Problem requirements —
Pick out all lines with the word "Auto" from the records that follow.

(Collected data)
—————

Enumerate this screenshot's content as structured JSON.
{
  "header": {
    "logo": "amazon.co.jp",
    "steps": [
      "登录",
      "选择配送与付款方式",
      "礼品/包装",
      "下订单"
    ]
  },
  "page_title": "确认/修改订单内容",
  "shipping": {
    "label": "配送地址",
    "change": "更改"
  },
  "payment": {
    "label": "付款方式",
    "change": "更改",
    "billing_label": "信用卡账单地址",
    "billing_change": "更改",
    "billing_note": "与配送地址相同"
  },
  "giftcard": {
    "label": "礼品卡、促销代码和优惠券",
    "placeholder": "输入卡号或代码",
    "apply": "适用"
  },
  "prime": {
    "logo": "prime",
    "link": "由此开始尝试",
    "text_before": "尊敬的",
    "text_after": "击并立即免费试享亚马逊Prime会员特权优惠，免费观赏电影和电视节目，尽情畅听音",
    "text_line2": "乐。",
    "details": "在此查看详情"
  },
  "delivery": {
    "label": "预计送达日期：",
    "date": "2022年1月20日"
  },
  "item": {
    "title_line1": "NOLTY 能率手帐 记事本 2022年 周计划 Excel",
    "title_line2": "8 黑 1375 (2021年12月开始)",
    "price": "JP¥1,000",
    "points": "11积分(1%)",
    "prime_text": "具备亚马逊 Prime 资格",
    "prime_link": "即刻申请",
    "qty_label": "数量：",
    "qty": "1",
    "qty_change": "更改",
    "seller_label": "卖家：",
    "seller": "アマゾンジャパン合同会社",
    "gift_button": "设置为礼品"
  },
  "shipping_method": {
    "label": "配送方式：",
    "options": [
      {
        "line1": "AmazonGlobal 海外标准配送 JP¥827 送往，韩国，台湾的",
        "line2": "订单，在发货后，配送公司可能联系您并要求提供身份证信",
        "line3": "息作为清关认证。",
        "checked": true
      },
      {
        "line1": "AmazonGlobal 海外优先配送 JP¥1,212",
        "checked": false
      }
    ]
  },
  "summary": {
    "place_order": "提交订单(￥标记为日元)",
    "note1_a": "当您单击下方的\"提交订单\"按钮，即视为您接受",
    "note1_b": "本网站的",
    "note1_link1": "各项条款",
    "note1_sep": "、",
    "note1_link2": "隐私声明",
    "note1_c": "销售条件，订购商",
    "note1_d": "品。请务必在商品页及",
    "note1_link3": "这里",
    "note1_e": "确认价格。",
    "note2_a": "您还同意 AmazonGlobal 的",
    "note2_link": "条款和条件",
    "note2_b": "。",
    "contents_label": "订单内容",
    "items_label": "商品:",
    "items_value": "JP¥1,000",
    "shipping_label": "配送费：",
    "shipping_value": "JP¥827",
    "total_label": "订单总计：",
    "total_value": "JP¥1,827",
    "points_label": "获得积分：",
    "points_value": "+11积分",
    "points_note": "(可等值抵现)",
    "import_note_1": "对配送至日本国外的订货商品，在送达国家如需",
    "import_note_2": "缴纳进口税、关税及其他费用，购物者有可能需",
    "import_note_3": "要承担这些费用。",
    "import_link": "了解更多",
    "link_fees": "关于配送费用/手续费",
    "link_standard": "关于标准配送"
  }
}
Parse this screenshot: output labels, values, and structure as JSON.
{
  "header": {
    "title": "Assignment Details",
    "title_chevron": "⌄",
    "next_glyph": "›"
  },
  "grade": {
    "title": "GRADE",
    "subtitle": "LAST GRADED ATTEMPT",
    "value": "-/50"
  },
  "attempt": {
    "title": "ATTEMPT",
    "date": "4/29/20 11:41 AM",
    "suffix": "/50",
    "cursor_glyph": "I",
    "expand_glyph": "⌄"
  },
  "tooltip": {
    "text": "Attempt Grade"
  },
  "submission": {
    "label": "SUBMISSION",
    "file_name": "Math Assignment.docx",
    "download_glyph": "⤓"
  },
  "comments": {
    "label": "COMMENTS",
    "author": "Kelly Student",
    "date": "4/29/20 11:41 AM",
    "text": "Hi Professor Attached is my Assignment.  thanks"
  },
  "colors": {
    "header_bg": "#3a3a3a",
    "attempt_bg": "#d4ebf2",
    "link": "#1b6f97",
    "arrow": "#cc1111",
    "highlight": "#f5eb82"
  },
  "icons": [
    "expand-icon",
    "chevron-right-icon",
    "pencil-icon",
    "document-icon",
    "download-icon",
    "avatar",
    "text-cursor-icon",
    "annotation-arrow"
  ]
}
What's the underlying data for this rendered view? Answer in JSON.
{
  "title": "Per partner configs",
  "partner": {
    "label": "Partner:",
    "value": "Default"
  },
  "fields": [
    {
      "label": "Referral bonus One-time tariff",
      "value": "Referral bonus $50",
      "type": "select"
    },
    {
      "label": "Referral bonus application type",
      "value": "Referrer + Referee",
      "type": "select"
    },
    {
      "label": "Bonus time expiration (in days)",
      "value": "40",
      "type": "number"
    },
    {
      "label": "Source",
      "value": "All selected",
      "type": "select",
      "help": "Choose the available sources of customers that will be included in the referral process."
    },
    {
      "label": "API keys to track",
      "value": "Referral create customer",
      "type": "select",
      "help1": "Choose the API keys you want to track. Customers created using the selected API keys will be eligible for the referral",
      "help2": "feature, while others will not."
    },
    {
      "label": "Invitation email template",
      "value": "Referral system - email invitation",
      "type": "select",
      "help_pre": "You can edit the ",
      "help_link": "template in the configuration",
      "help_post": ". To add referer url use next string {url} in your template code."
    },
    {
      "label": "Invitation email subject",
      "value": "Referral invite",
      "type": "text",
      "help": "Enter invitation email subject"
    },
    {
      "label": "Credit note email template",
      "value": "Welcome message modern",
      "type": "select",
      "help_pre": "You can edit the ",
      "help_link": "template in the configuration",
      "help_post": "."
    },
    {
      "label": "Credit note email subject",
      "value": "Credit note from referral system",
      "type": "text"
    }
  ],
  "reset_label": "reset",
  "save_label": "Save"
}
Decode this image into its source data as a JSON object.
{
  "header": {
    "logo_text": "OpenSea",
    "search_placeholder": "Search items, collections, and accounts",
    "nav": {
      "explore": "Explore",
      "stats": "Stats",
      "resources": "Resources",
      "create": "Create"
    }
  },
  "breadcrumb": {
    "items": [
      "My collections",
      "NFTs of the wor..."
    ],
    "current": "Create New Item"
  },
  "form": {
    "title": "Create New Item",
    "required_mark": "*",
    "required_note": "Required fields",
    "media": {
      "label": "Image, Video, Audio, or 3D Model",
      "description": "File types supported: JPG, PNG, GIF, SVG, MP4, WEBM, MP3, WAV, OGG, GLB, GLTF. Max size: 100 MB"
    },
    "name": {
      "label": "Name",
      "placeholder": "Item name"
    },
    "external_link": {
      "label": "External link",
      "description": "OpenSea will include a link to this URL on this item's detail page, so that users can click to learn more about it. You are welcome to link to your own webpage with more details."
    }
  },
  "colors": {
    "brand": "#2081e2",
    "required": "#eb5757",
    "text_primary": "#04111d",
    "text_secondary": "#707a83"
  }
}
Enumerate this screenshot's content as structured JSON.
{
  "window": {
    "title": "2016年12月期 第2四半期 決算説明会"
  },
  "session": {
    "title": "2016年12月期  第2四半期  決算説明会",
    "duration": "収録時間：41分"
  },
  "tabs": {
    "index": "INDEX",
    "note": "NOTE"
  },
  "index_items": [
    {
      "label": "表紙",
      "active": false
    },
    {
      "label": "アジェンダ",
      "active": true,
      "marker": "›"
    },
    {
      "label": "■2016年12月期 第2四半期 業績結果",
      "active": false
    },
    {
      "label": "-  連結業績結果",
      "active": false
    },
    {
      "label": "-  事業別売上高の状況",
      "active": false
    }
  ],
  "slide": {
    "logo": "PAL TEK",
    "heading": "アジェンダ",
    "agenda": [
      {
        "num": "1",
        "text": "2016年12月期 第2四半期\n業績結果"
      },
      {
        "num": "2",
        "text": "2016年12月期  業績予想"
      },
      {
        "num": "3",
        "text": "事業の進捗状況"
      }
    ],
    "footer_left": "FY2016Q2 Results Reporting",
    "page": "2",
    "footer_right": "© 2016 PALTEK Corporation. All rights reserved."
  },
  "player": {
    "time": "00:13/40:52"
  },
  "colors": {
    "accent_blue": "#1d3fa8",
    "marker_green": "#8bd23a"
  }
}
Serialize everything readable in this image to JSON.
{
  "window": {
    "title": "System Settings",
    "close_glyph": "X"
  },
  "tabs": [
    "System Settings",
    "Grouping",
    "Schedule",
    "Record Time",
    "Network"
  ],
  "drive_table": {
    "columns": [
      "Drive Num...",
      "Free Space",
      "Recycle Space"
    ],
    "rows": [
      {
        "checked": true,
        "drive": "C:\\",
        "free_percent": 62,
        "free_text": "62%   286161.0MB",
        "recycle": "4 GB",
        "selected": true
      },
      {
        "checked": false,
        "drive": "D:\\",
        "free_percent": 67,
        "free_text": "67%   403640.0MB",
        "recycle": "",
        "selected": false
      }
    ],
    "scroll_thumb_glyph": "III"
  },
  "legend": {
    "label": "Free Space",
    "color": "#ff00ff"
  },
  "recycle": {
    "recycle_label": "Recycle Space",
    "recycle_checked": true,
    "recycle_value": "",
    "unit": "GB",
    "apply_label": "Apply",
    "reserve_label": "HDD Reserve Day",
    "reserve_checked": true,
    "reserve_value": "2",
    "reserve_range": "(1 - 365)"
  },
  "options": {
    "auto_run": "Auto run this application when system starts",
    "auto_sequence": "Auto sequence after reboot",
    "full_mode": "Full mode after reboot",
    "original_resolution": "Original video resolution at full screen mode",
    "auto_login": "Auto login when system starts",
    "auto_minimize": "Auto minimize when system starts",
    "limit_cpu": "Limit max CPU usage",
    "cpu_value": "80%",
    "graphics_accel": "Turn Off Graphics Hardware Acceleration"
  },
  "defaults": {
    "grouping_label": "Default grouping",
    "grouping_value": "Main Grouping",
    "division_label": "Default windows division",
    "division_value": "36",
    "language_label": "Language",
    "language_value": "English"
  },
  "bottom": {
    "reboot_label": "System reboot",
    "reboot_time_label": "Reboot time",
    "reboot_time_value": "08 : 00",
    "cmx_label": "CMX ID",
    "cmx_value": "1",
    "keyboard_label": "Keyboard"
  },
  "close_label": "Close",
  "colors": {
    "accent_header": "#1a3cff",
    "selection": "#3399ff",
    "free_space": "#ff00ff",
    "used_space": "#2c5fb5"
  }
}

—————

Task output —
    "auto_run": "Auto run this application when system starts",
    "auto_sequence": "Auto sequence after reboot",
    "auto_login": "Auto login when system starts",
    "auto_minimize": "Auto minimize when system starts",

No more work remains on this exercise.